WHAT IS BEING ASKED:
Repeat the listing exactly as given, omitting every image.

EXTRACTED RECORDS:
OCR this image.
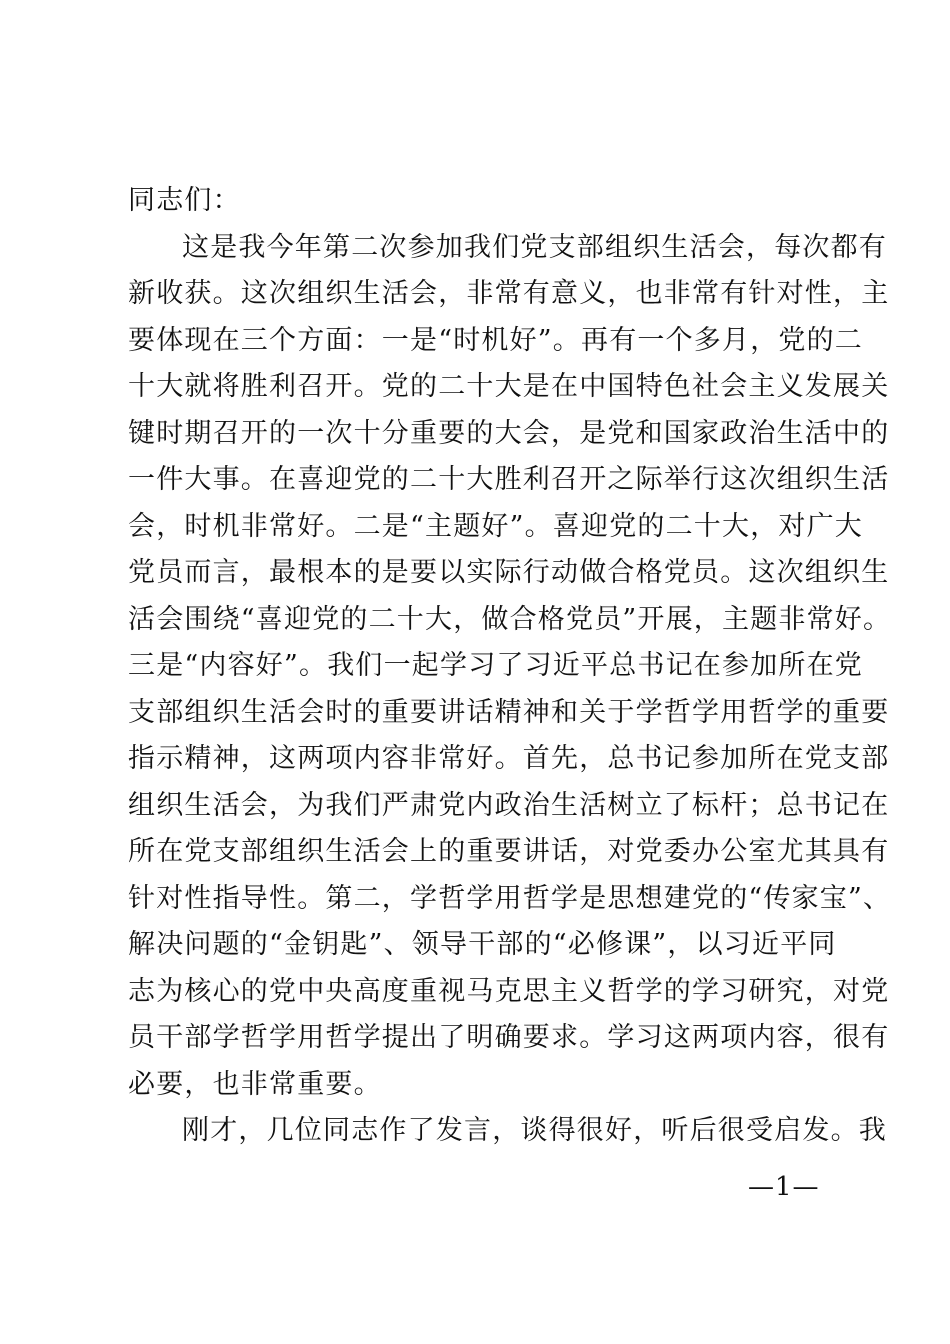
同志们：
这是我今年第二次参加我们党支部组织生活会，每次都有
新收获。这次组织生活会，非常有意义，也非常有针对性，主
要体现在三个方面：一是“时机好”。再有一个多月，党的二
十大就将胜利召开。党的二十大是在中国特色社会主义发展关
键时期召开的一次十分重要的大会，是党和国家政治生活中的
一件大事。在喜迎党的二十大胜利召开之际举行这次组织生活
会，时机非常好。二是“主题好”。喜迎党的二十大，对广大
党员而言，最根本的是要以实际行动做合格党员。这次组织生
活会围绕“喜迎党的二十大，做合格党员”开展，主题非常好。
三是“内容好”。我们一起学习了习近平总书记在参加所在党
支部组织生活会时的重要讲话精神和关于学哲学用哲学的重要
指示精神，这两项内容非常好。首先，总书记参加所在党支部
组织生活会，为我们严肃党内政治生活树立了标杆；总书记在
所在党支部组织生活会上的重要讲话，对党委办公室尤其具有
针对性指导性。第二，学哲学用哲学是思想建党的“传家宝”、
解决问题的“金钥匙”、领导干部的“必修课”，以习近平同
志为核心的党中央高度重视马克思主义哲学的学习研究，对党
员干部学哲学用哲学提出了明确要求。学习这两项内容，很有
必要，也非常重要。
刚才，几位同志作了发言，谈得很好，听后很受启发。我
—1—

ANSWER TO THIS TASK:
OCR this image.
同志们：
这是我今年第二次参加我们党支部组织生活会，每次都有
新收获。这次组织生活会，非常有意义，也非常有针对性，主
要体现在三个方面：一是“时机好”。再有一个多月，党的二
十大就将胜利召开。党的二十大是在中国特色社会主义发展关
键时期召开的一次十分重要的大会，是党和国家政治生活中的
一件大事。在喜迎党的二十大胜利召开之际举行这次组织生活
会，时机非常好。二是“主题好”。喜迎党的二十大，对广大
党员而言，最根本的是要以实际行动做合格党员。这次组织生
活会围绕“喜迎党的二十大，做合格党员”开展，主题非常好。
三是“内容好”。我们一起学习了习近平总书记在参加所在党
支部组织生活会时的重要讲话精神和关于学哲学用哲学的重要
指示精神，这两项内容非常好。首先，总书记参加所在党支部
组织生活会，为我们严肃党内政治生活树立了标杆；总书记在
所在党支部组织生活会上的重要讲话，对党委办公室尤其具有
针对性指导性。第二，学哲学用哲学是思想建党的“传家宝”、
解决问题的“金钥匙”、领导干部的“必修课”，以习近平同
志为核心的党中央高度重视马克思主义哲学的学习研究，对党
员干部学哲学用哲学提出了明确要求。学习这两项内容，很有
必要，也非常重要。
刚才，几位同志作了发言，谈得很好，听后很受启发。我
—1—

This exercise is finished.